[Entries taken from a collection]
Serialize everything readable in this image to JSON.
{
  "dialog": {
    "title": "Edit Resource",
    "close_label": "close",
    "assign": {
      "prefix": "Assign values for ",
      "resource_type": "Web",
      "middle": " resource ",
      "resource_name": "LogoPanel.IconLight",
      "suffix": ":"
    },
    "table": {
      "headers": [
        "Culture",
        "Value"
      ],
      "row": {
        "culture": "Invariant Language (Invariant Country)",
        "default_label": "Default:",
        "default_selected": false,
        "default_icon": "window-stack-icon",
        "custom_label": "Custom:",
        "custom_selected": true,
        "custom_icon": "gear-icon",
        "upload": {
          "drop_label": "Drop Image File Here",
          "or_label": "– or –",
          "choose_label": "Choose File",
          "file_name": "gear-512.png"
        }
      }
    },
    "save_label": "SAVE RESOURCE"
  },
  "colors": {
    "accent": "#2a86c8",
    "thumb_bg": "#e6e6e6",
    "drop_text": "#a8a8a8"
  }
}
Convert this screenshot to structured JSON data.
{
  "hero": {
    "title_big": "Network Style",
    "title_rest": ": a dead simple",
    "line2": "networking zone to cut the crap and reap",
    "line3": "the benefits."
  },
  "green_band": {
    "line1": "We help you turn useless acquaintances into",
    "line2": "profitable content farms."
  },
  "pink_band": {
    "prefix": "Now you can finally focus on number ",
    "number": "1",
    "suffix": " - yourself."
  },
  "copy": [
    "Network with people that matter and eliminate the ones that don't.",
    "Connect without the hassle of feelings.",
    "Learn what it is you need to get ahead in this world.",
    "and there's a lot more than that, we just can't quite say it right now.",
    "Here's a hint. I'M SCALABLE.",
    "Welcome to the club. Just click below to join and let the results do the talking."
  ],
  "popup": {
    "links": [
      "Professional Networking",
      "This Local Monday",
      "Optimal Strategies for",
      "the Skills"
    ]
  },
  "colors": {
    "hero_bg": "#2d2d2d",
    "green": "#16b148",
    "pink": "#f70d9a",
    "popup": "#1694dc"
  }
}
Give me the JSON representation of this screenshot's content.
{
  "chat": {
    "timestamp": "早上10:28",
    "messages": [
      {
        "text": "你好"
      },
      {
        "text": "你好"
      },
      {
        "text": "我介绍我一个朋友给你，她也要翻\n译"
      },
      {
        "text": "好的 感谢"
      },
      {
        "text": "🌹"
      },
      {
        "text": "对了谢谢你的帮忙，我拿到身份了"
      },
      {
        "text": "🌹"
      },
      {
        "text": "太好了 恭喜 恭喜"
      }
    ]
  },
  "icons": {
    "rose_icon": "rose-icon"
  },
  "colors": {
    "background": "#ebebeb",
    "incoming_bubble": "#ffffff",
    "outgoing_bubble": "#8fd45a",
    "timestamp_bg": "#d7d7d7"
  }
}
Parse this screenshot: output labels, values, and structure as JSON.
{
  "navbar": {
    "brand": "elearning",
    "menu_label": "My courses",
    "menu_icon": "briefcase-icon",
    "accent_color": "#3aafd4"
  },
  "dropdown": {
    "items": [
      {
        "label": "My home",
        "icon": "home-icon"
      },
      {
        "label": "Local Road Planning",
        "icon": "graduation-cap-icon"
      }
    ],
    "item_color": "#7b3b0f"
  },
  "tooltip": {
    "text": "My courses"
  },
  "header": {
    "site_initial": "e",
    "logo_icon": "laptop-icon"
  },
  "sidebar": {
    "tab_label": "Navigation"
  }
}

## Requirement:
Report all lines of the material that contain the word "gear".

## Response to the task:
        "custom_icon": "gear-icon",
          "file_name": "gear-512.png"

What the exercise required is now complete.